**TASK DIRECTIONS**
Find each line with the word "选项错误" and copy it.

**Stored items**
* * *
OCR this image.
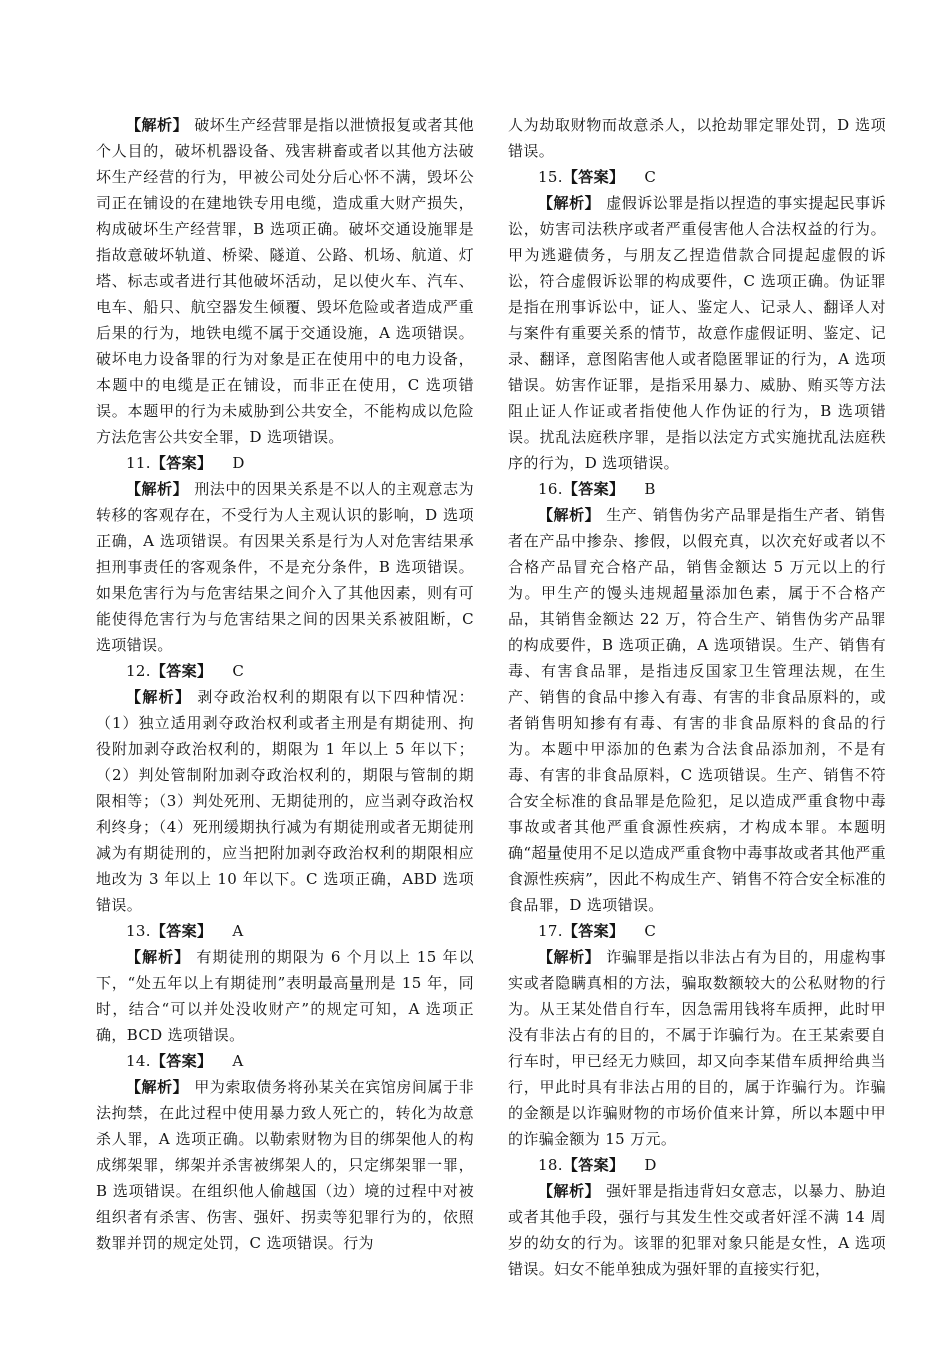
【解析】 破坏生产经营罪是指以泄愤报复或者其他个人目的，破坏机器设备、残害耕畜或者以其他方法破坏生产经营的行为，甲被公司处分后心怀不满，毁坏公司正在铺设的在建地铁专用电缆，造成重大财产损失，构成破坏生产经营罪，B 选项正确。破坏交通设施罪是指故意破坏轨道、桥梁、隧道、公路、机场、航道、灯塔、标志或者进行其他破坏活动，足以使火车、汽车、电车、船只、航空器发生倾覆、毁坏危险或者造成严重后果的行为，地铁电缆不属于交通设施，A 选项错误。破坏电力设备罪的行为对象是正在使用中的电力设备，本题中的电缆是正在铺设，而非正在使用，C 选项错误。本题甲的行为未威胁到公共安全，不能构成以危险方法危害公共安全罪，D 选项错误。

11.【答案】 D

【解析】 刑法中的因果关系是不以人的主观意志为转移的客观存在，不受行为人主观认识的影响，D 选项正确，A 选项错误。有因果关系是行为人对危害结果承担刑事责任的客观条件，不是充分条件，B 选项错误。如果危害行为与危害结果之间介入了其他因素，则有可能使得危害行为与危害结果之间的因果关系被阻断，C 选项错误。

12.【答案】 C

【解析】 剥夺政治权利的期限有以下四种情况：（1）独立适用剥夺政治权利或者主刑是有期徒刑、拘役附加剥夺政治权利的，期限为 1 年以上 5 年以下；（2）判处管制附加剥夺政治权利的，期限与管制的期限相等；（3）判处死刑、无期徒刑的，应当剥夺政治权利终身；（4）死刑缓期执行减为有期徒刑或者无期徒刑减为有期徒刑的，应当把附加剥夺政治权利的期限相应地改为 3 年以上 10 年以下。C 选项正确，ABD 选项错误。

13.【答案】 A

【解析】 有期徒刑的期限为 6 个月以上 15 年以下，“处五年以上有期徒刑”表明最高量刑是 15 年，同时，结合“可以并处没收财产”的规定可知，A 选项正确，BCD 选项错误。

14.【答案】 A

【解析】 甲为索取债务将孙某关在宾馆房间属于非法拘禁，在此过程中使用暴力致人死亡的，转化为故意杀人罪，A 选项正确。以勒索财物为目的绑架他人的构成绑架罪，绑架并杀害被绑架人的，只定绑架罪一罪，B 选项错误。在组织他人偷越国（边）境的过程中对被组织者有杀害、伤害、强奸、拐卖等犯罪行为的，依照数罪并罚的规定处罚，C 选项错误。行为

人为劫取财物而故意杀人，以抢劫罪定罪处罚，D 选项错误。

15.【答案】 C

【解析】 虚假诉讼罪是指以捏造的事实提起民事诉讼，妨害司法秩序或者严重侵害他人合法权益的行为。甲为逃避债务，与朋友乙捏造借款合同提起虚假的诉讼，符合虚假诉讼罪的构成要件，C 选项正确。伪证罪是指在刑事诉讼中，证人、鉴定人、记录人、翻译人对与案件有重要关系的情节，故意作虚假证明、鉴定、记录、翻译，意图陷害他人或者隐匿罪证的行为，A 选项错误。妨害作证罪，是指采用暴力、威胁、贿买等方法阻止证人作证或者指使他人作伪证的行为，B 选项错误。扰乱法庭秩序罪，是指以法定方式实施扰乱法庭秩序的行为，D 选项错误。

16.【答案】 B

【解析】 生产、销售伪劣产品罪是指生产者、销售者在产品中掺杂、掺假，以假充真，以次充好或者以不合格产品冒充合格产品，销售金额达 5 万元以上的行为。甲生产的馒头违规超量添加色素，属于不合格产品，其销售金额达 22 万，符合生产、销售伪劣产品罪的构成要件，B 选项正确，A 选项错误。生产、销售有毒、有害食品罪，是指违反国家卫生管理法规，在生产、销售的食品中掺入有毒、有害的非食品原料的，或者销售明知掺有有毒、有害的非食品原料的食品的行为。本题中甲添加的色素为合法食品添加剂，不是有毒、有害的非食品原料，C 选项错误。生产、销售不符合安全标准的食品罪是危险犯，足以造成严重食物中毒事故或者其他严重食源性疾病，才构成本罪。本题明确“超量使用不足以造成严重食物中毒事故或者其他严重食源性疾病”，因此不构成生产、销售不符合安全标准的食品罪，D 选项错误。

17.【答案】 C

【解析】 诈骗罪是指以非法占有为目的，用虚构事实或者隐瞒真相的方法，骗取数额较大的公私财物的行为。从王某处借自行车，因急需用钱将车质押，此时甲没有非法占有的目的，不属于诈骗行为。在王某索要自行车时，甲已经无力赎回，却又向李某借车质押给典当行，甲此时具有非法占用的目的，属于诈骗行为。诈骗的金额是以诈骗财物的市场价值来计算，所以本题中甲的诈骗金额为 15 万元。

18.【答案】 D

【解析】 强奸罪是指违背妇女意志，以暴力、胁迫或者其他手段，强行与其发生性交或者奸淫不满 14 周岁的幼女的行为。该罪的犯罪对象只能是女性，A 选项错误。妇女不能单独成为强奸罪的直接实行犯，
* * *
**TASK ANSWER**
【解析】 破坏生产经营罪是指以泄愤报复或者其他个人目的，破坏机器设备、残害耕畜或者以其他方法破坏生产经营的行为，甲被公司处分后心怀不满，毁坏公司正在铺设的在建地铁专用电缆，造成重大财产损失，构成破坏生产经营罪，B 选项正确。破坏交通设施罪是指故意破坏轨道、桥梁、隧道、公路、机场、航道、灯塔、标志或者进行其他破坏活动，足以使火车、汽车、电车、船只、航空器发生倾覆、毁坏危险或者造成严重后果的行为，地铁电缆不属于交通设施，A 选项错误。破坏电力设备罪的行为对象是正在使用中的电力设备，本题中的电缆是正在铺设，而非正在使用，C 选项错误。本题甲的行为未威胁到公共安全，不能构成以危险方法危害公共安全罪，D 选项错误。
【解析】 刑法中的因果关系是不以人的主观意志为转移的客观存在，不受行为人主观认识的影响，D 选项正确，A 选项错误。有因果关系是行为人对危害结果承担刑事责任的客观条件，不是充分条件，B 选项错误。如果危害行为与危害结果之间介入了其他因素，则有可能使得危害行为与危害结果之间的因果关系被阻断，C 选项错误。
【解析】 剥夺政治权利的期限有以下四种情况：（1）独立适用剥夺政治权利或者主刑是有期徒刑、拘役附加剥夺政治权利的，期限为 1 年以上 5 年以下；（2）判处管制附加剥夺政治权利的，期限与管制的期限相等；（3）判处死刑、无期徒刑的，应当剥夺政治权利终身；（4）死刑缓期执行减为有期徒刑或者无期徒刑减为有期徒刑的，应当把附加剥夺政治权利的期限相应地改为 3 年以上 10 年以下。C 选项正确，ABD 选项错误。
【解析】 有期徒刑的期限为 6 个月以上 15 年以下，“处五年以上有期徒刑”表明最高量刑是 15 年，同时，结合“可以并处没收财产”的规定可知，A 选项正确，BCD 选项错误。
【解析】 甲为索取债务将孙某关在宾馆房间属于非法拘禁，在此过程中使用暴力致人死亡的，转化为故意杀人罪，A 选项正确。以勒索财物为目的绑架他人的构成绑架罪，绑架并杀害被绑架人的，只定绑架罪一罪，B 选项错误。在组织他人偷越国（边）境的过程中对被组织者有杀害、伤害、强奸、拐卖等犯罪行为的，依照数罪并罚的规定处罚，C 选项错误。行为
人为劫取财物而故意杀人，以抢劫罪定罪处罚，D 选项错误。
【解析】 虚假诉讼罪是指以捏造的事实提起民事诉讼，妨害司法秩序或者严重侵害他人合法权益的行为。甲为逃避债务，与朋友乙捏造借款合同提起虚假的诉讼，符合虚假诉讼罪的构成要件，C 选项正确。伪证罪是指在刑事诉讼中，证人、鉴定人、记录人、翻译人对与案件有重要关系的情节，故意作虚假证明、鉴定、记录、翻译，意图陷害他人或者隐匿罪证的行为，A 选项错误。妨害作证罪，是指采用暴力、威胁、贿买等方法阻止证人作证或者指使他人作伪证的行为，B 选项错误。扰乱法庭秩序罪，是指以法定方式实施扰乱法庭秩序的行为，D 选项错误。
【解析】 生产、销售伪劣产品罪是指生产者、销售者在产品中掺杂、掺假，以假充真，以次充好或者以不合格产品冒充合格产品，销售金额达 5 万元以上的行为。甲生产的馒头违规超量添加色素，属于不合格产品，其销售金额达 22 万，符合生产、销售伪劣产品罪的构成要件，B 选项正确，A 选项错误。生产、销售有毒、有害食品罪，是指违反国家卫生管理法规，在生产、销售的食品中掺入有毒、有害的非食品原料的，或者销售明知掺有有毒、有害的非食品原料的食品的行为。本题中甲添加的色素为合法食品添加剂，不是有毒、有害的非食品原料，C 选项错误。生产、销售不符合安全标准的食品罪是危险犯，足以造成严重食物中毒事故或者其他严重食源性疾病，才构成本罪。本题明确“超量使用不足以造成严重食物中毒事故或者其他严重食源性疾病”，因此不构成生产、销售不符合安全标准的食品罪，D 选项错误。
【解析】 强奸罪是指违背妇女意志，以暴力、胁迫或者其他手段，强行与其发生性交或者奸淫不满 14 周岁的幼女的行为。该罪的犯罪对象只能是女性，A 选项错误。妇女不能单独成为强奸罪的直接实行犯，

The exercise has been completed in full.